**Task description**. Select and reproduce each line of the listing below that bears the string "Welcome".

**Extracted records**.
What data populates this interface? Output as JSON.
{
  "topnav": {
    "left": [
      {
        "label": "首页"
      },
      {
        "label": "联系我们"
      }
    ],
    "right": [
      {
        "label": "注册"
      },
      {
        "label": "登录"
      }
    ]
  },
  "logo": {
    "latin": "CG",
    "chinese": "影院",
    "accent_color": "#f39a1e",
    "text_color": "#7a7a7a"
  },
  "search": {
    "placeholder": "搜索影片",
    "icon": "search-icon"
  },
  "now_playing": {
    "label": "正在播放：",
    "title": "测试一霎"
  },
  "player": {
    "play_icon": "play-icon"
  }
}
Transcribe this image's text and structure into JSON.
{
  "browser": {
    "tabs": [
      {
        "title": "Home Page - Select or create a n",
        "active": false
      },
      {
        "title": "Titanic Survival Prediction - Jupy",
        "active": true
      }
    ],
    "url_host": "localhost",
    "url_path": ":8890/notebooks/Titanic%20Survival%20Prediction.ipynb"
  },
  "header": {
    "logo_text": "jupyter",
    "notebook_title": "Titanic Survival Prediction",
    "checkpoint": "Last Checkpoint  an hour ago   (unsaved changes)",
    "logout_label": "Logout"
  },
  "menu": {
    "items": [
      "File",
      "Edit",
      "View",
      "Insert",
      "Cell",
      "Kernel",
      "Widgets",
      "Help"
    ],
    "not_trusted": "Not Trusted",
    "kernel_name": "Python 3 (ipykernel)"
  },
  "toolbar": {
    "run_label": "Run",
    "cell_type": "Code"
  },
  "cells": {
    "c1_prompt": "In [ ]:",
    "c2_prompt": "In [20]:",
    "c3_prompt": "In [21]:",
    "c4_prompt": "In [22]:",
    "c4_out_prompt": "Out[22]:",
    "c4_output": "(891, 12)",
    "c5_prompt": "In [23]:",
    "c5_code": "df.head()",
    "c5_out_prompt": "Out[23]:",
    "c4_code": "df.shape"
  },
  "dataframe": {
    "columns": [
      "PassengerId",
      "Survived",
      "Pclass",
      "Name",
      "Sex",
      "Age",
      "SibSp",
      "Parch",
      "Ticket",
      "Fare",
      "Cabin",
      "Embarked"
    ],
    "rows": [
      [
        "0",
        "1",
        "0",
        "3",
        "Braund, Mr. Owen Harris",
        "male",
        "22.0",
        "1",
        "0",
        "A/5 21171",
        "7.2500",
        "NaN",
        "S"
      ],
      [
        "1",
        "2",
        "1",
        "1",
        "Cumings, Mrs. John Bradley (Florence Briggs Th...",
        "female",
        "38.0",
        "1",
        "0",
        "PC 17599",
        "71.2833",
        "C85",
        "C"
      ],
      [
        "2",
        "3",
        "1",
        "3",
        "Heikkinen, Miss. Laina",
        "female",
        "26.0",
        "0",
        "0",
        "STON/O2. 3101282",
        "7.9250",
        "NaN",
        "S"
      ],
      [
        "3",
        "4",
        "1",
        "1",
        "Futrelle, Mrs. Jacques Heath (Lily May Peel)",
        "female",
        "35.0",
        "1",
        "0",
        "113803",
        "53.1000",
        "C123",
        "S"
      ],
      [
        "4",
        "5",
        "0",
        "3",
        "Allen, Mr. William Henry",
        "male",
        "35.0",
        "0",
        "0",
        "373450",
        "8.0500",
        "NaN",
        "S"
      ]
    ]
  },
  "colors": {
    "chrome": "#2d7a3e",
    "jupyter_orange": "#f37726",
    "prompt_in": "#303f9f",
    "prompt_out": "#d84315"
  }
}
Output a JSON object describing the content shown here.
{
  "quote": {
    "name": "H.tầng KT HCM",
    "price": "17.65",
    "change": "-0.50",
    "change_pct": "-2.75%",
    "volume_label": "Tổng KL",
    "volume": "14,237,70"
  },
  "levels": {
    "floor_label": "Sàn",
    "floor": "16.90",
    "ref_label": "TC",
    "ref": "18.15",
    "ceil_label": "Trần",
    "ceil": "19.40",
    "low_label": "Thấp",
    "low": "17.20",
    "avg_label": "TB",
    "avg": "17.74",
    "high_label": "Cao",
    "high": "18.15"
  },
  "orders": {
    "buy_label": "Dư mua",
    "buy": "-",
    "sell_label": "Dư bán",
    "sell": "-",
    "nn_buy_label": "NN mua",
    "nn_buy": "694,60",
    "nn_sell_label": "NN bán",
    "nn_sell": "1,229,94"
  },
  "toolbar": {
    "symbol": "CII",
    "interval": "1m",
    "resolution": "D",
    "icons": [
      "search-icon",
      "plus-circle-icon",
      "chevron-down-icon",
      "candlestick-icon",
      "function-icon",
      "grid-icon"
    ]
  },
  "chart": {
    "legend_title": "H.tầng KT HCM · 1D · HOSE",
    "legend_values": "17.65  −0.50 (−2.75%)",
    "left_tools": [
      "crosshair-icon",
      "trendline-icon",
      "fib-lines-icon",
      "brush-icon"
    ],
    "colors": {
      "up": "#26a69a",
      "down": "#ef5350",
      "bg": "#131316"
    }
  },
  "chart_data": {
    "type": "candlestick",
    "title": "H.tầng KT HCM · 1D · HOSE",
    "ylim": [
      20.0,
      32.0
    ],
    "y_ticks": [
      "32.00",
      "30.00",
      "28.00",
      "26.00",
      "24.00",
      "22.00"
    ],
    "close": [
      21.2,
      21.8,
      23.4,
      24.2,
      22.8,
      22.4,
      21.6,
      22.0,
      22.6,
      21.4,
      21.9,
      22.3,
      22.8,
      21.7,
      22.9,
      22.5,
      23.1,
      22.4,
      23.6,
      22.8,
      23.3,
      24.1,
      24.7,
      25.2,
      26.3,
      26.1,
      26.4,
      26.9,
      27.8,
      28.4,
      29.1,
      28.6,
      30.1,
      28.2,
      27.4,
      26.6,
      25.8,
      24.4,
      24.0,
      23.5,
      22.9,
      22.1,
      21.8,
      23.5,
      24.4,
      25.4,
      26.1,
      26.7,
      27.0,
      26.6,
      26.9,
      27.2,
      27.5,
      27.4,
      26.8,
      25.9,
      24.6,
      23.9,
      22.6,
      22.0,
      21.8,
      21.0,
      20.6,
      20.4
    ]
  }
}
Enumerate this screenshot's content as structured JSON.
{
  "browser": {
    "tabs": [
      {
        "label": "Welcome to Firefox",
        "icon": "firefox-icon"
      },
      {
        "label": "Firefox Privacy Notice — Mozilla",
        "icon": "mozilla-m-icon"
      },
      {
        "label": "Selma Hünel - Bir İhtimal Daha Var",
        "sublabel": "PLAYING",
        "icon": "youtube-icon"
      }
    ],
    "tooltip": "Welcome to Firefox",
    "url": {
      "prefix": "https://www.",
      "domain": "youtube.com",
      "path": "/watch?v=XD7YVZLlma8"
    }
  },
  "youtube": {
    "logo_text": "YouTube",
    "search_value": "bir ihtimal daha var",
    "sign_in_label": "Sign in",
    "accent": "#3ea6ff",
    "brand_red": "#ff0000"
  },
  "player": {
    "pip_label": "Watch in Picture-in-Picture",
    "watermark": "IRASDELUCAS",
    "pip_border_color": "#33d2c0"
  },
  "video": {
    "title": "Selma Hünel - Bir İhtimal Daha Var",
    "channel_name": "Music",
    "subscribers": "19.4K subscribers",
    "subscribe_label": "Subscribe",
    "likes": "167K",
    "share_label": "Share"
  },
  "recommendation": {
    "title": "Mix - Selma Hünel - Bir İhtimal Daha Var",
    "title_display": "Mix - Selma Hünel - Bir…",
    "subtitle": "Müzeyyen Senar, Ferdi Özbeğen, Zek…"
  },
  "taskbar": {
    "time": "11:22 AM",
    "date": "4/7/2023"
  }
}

**Reply to the task**.
        "label": "Welcome to Firefox",
    "tooltip": "Welcome to Firefox",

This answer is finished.